__Goal of the exercise__:
Reproduce every entry exactly as shown.
______________________________
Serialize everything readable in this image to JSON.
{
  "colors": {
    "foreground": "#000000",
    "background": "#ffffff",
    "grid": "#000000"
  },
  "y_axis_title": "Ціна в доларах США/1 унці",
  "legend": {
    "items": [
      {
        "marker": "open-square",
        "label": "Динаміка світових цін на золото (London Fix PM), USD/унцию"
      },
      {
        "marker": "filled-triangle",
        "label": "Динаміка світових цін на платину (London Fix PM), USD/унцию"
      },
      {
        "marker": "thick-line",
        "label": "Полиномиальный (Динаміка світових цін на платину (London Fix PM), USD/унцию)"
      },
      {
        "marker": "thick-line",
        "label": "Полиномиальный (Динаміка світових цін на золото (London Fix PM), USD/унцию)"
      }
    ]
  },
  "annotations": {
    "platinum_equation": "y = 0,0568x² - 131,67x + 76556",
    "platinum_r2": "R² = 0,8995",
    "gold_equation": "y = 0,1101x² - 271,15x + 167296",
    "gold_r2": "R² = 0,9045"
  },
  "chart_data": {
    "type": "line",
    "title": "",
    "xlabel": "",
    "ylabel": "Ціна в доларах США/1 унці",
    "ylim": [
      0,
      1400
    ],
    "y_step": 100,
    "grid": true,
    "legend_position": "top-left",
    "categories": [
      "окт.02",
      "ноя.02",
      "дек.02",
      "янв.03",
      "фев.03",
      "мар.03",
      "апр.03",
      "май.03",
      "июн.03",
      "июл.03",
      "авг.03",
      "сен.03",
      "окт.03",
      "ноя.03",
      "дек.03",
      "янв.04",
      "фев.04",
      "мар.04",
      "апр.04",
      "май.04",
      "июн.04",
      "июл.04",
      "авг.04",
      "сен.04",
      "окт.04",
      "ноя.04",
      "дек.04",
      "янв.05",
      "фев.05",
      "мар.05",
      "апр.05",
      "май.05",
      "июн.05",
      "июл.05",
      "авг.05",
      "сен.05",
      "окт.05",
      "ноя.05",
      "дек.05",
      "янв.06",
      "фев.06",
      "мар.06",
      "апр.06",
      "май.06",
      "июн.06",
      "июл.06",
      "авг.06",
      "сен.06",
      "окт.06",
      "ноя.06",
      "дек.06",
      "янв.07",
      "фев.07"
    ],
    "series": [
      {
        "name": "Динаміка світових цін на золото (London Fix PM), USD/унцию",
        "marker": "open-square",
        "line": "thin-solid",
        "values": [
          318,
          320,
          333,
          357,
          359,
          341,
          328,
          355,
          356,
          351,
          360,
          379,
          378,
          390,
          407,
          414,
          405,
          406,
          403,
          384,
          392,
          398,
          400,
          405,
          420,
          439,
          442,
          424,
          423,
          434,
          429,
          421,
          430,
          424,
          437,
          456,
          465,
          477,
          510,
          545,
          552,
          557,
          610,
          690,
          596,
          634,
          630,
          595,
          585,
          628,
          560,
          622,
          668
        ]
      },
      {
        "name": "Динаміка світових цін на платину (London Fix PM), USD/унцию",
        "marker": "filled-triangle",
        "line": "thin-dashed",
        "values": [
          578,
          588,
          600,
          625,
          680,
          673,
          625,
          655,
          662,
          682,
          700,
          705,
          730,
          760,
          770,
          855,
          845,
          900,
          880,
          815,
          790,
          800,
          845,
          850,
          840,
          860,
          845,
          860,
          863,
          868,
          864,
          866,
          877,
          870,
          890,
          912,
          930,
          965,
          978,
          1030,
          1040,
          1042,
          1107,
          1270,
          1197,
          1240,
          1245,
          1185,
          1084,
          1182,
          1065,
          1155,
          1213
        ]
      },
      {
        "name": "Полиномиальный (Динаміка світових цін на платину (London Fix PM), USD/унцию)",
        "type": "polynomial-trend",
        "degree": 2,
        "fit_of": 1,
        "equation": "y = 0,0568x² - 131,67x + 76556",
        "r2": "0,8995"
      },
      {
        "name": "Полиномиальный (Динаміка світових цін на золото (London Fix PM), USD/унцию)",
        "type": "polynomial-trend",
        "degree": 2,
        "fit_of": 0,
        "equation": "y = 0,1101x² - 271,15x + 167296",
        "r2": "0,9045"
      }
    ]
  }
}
______________________________
__Task output__:
Serialize everything readable in this image to JSON.
{
  "colors": {
    "foreground": "#000000",
    "background": "#ffffff",
    "grid": "#000000"
  },
  "y_axis_title": "Ціна в доларах США/1 унці",
  "legend": {
    "items": [
      {
        "marker": "open-square",
        "label": "Динаміка світових цін на золото (London Fix PM), USD/унцию"
      },
      {
        "marker": "filled-triangle",
        "label": "Динаміка світових цін на платину (London Fix PM), USD/унцию"
      },
      {
        "marker": "thick-line",
        "label": "Полиномиальный (Динаміка світових цін на платину (London Fix PM), USD/унцию)"
      },
      {
        "marker": "thick-line",
        "label": "Полиномиальный (Динаміка світових цін на золото (London Fix PM), USD/унцию)"
      }
    ]
  },
  "annotations": {
    "platinum_equation": "y = 0,0568x² - 131,67x + 76556",
    "platinum_r2": "R² = 0,8995",
    "gold_equation": "y = 0,1101x² - 271,15x + 167296",
    "gold_r2": "R² = 0,9045"
  },
  "chart_data": {
    "type": "line",
    "title": "",
    "xlabel": "",
    "ylabel": "Ціна в доларах США/1 унці",
    "ylim": [
      0,
      1400
    ],
    "y_step": 100,
    "grid": true,
    "legend_position": "top-left",
    "categories": [
      "окт.02",
      "ноя.02",
      "дек.02",
      "янв.03",
      "фев.03",
      "мар.03",
      "апр.03",
      "май.03",
      "июн.03",
      "июл.03",
      "авг.03",
      "сен.03",
      "окт.03",
      "ноя.03",
      "дек.03",
      "янв.04",
      "фев.04",
      "мар.04",
      "апр.04",
      "май.04",
      "июн.04",
      "июл.04",
      "авг.04",
      "сен.04",
      "окт.04",
      "ноя.04",
      "дек.04",
      "янв.05",
      "фев.05",
      "мар.05",
      "апр.05",
      "май.05",
      "июн.05",
      "июл.05",
      "авг.05",
      "сен.05",
      "окт.05",
      "ноя.05",
      "дек.05",
      "янв.06",
      "фев.06",
      "мар.06",
      "апр.06",
      "май.06",
      "июн.06",
      "июл.06",
      "авг.06",
      "сен.06",
      "окт.06",
      "ноя.06",
      "дек.06",
      "янв.07",
      "фев.07"
    ],
    "series": [
      {
        "name": "Динаміка світових цін на золото (London Fix PM), USD/унцию",
        "marker": "open-square",
        "line": "thin-solid",
        "values": [
          318,
          320,
          333,
          357,
          359,
          341,
          328,
          355,
          356,
          351,
          360,
          379,
          378,
          390,
          407,
          414,
          405,
          406,
          403,
          384,
          392,
          398,
          400,
          405,
          420,
          439,
          442,
          424,
          423,
          434,
          429,
          421,
          430,
          424,
          437,
          456,
          465,
          477,
          510,
          545,
          552,
          557,
          610,
          690,
          596,
          634,
          630,
          595,
          585,
          628,
          560,
          622,
          668
        ]
      },
      {
        "name": "Динаміка світових цін на платину (London Fix PM), USD/унцию",
        "marker": "filled-triangle",
        "line": "thin-dashed",
        "values": [
          578,
          588,
          600,
          625,
          680,
          673,
          625,
          655,
          662,
          682,
          700,
          705,
          730,
          760,
          770,
          855,
          845,
          900,
          880,
          815,
          790,
          800,
          845,
          850,
          840,
          860,
          845,
          860,
          863,
          868,
          864,
          866,
          877,
          870,
          890,
          912,
          930,
          965,
          978,
          1030,
          1040,
          1042,
          1107,
          1270,
          1197,
          1240,
          1245,
          1185,
          1084,
          1182,
          1065,
          1155,
          1213
        ]
      },
      {
        "name": "Полиномиальный (Динаміка світових цін на платину (London Fix PM), USD/унцию)",
        "type": "polynomial-trend",
        "degree": 2,
        "fit_of": 1,
        "equation": "y = 0,0568x² - 131,67x + 76556",
        "r2": "0,8995"
      },
      {
        "name": "Полиномиальный (Динаміка світових цін на золото (London Fix PM), USD/унцию)",
        "type": "polynomial-trend",
        "degree": 2,
        "fit_of": 0,
        "equation": "y = 0,1101x² - 271,15x + 167296",
        "r2": "0,9045"
      }
    ]
  }
}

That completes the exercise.